YOUR OBJECTIVE
In the entries below, how many lines hold the string "JSON"? Give only the number.

THE RECORDS
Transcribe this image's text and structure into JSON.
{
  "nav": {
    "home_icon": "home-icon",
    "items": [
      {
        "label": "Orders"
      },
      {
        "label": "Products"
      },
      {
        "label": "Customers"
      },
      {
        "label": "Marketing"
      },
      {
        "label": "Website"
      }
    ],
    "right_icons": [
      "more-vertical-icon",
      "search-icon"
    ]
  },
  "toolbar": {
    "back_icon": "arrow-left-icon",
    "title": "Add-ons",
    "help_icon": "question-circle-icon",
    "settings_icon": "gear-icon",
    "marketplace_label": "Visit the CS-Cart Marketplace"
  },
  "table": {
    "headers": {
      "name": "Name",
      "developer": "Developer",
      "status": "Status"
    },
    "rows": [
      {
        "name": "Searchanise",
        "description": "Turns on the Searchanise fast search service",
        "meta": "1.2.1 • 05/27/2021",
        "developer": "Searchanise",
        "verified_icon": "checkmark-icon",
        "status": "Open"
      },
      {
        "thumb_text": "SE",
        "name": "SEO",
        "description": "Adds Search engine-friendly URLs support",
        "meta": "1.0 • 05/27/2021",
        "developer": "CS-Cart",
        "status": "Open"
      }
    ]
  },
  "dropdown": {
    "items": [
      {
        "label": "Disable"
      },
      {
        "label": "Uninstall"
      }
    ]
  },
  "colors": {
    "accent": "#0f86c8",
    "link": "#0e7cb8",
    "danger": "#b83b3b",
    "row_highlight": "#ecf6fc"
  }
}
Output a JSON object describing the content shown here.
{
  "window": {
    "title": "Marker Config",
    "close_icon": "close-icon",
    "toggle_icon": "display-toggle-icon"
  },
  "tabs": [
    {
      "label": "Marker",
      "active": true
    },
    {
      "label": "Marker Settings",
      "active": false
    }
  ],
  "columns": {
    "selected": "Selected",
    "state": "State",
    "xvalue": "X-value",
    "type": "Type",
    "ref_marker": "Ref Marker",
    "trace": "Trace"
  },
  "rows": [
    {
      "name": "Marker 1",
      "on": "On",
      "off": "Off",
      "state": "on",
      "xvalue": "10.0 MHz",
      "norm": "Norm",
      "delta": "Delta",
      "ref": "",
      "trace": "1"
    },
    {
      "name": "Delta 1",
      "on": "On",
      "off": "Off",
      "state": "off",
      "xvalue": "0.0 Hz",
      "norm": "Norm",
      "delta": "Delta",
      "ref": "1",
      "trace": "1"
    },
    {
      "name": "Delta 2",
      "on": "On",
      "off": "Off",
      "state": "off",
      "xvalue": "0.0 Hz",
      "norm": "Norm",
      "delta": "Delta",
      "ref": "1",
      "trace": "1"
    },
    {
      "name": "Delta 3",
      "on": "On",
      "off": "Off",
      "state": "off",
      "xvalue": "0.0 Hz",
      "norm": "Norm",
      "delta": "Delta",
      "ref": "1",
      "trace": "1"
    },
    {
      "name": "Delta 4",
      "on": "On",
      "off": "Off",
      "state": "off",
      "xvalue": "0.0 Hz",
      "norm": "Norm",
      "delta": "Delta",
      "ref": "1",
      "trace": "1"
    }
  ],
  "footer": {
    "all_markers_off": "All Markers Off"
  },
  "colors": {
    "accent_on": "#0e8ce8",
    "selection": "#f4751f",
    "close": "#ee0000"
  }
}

EXERCISE OUTPUT
2